#### EXERCISE DIRECTIONS
Skip the images and copy each record exactly as written.

#### DATASET ENTRIES
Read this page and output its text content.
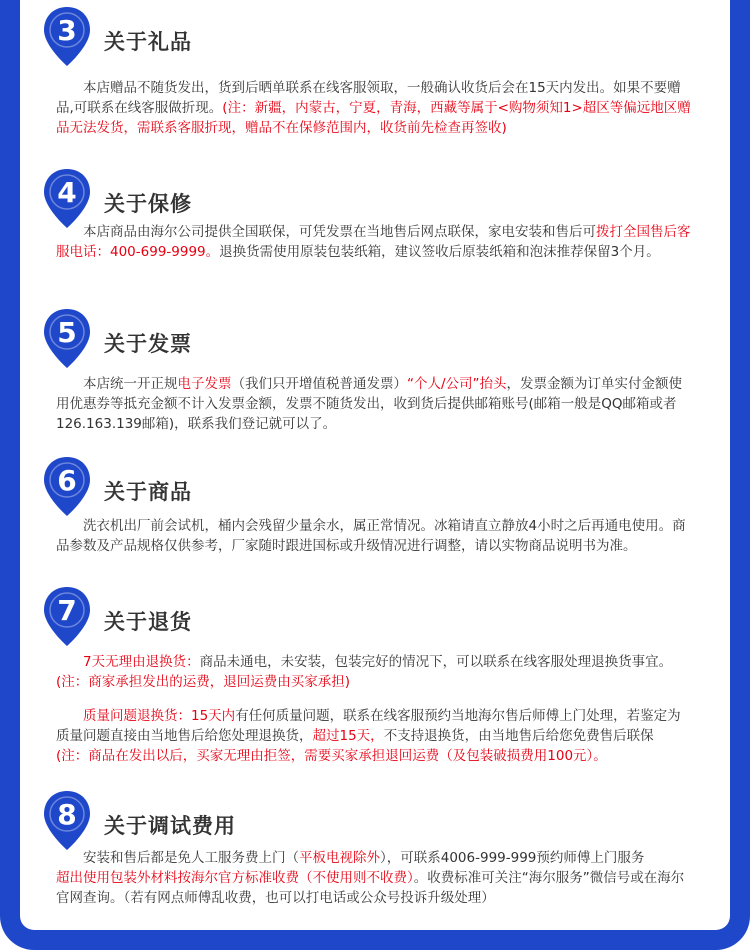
3 关于礼品

本店赠品不随货发出，货到后晒单联系在线客服领取，一般确认收货后会在15天内发出。如果不要赠品,可联系在线客服做折现。(注：新疆，内蒙古，宁夏，青海，西藏等属于<购物须知1>超区等偏远地区赠品无法发货，需联系客服折现，赠品不在保修范围内，收货前先检查再签收)

4 关于保修

本店商品由海尔公司提供全国联保，可凭发票在当地售后网点联保，家电安装和售后可拨打全国售后客服电话：400-699-9999。退换货需使用原装包装纸箱，建议签收后原装纸箱和泡沫推荐保留3个月。

5 关于发票

本店统一开正规电子发票（我们只开增值税普通发票）“个人/公司”抬头，发票金额为订单实付金额使用优惠券等抵充金额不计入发票金额，发票不随货发出，收到货后提供邮箱账号(邮箱一般是QQ邮箱或者126.163.139邮箱)，联系我们登记就可以了。

6 关于商品

洗衣机出厂前会试机，桶内会残留少量余水，属正常情况。冰箱请直立静放4小时之后再通电使用。商品参数及产品规格仅供参考，厂家随时跟进国标或升级情况进行调整，请以实物商品说明书为准。

7 关于退货

7天无理由退换货：商品未通电，未安装，包装完好的情况下，可以联系在线客服处理退换货事宜。

(注：商家承担发出的运费，退回运费由买家承担)

质量问题退换货：15天内有任何质量问题，联系在线客服预约当地海尔售后师傅上门处理，若鉴定为质量问题直接由当地售后给您处理退换货，超过15天，不支持退换货，由当地售后给您免费售后联保

(注：商品在发出以后，买家无理由拒签，需要买家承担退回运费（及包装破损费用100元）。

8 关于调试费用

安装和售后都是免人工服务费上门（平板电视除外），可联系4006-999-999预约师傅上门服务

超出使用包装外材料按海尔官方标准收费（不使用则不收费）。收费标准可关注“海尔服务”微信号或在海尔官网查询。（若有网点师傅乱收费，也可以打电话或公众号投诉升级处理）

#### SOLVED PROBLEM
Read this page and output its text content.
3 关于礼品

本店赠品不随货发出，货到后晒单联系在线客服领取，一般确认收货后会在15天内发出。如果不要赠品,可联系在线客服做折现。(注：新疆，内蒙古，宁夏，青海，西藏等属于<购物须知1>超区等偏远地区赠品无法发货，需联系客服折现，赠品不在保修范围内，收货前先检查再签收)

4 关于保修

本店商品由海尔公司提供全国联保，可凭发票在当地售后网点联保，家电安装和售后可拨打全国售后客服电话：400-699-9999。退换货需使用原装包装纸箱，建议签收后原装纸箱和泡沫推荐保留3个月。

5 关于发票

本店统一开正规电子发票（我们只开增值税普通发票）“个人/公司”抬头，发票金额为订单实付金额使用优惠券等抵充金额不计入发票金额，发票不随货发出，收到货后提供邮箱账号(邮箱一般是QQ邮箱或者126.163.139邮箱)，联系我们登记就可以了。

6 关于商品

洗衣机出厂前会试机，桶内会残留少量余水，属正常情况。冰箱请直立静放4小时之后再通电使用。商品参数及产品规格仅供参考，厂家随时跟进国标或升级情况进行调整，请以实物商品说明书为准。

7 关于退货

7天无理由退换货：商品未通电，未安装，包装完好的情况下，可以联系在线客服处理退换货事宜。

(注：商家承担发出的运费，退回运费由买家承担)

质量问题退换货：15天内有任何质量问题，联系在线客服预约当地海尔售后师傅上门处理，若鉴定为质量问题直接由当地售后给您处理退换货，超过15天，不支持退换货，由当地售后给您免费售后联保

(注：商品在发出以后，买家无理由拒签，需要买家承担退回运费（及包装破损费用100元）。

8 关于调试费用

安装和售后都是免人工服务费上门（平板电视除外），可联系4006-999-999预约师傅上门服务

超出使用包装外材料按海尔官方标准收费（不使用则不收费）。收费标准可关注“海尔服务”微信号或在海尔官网查询。（若有网点师傅乱收费，也可以打电话或公众号投诉升级处理）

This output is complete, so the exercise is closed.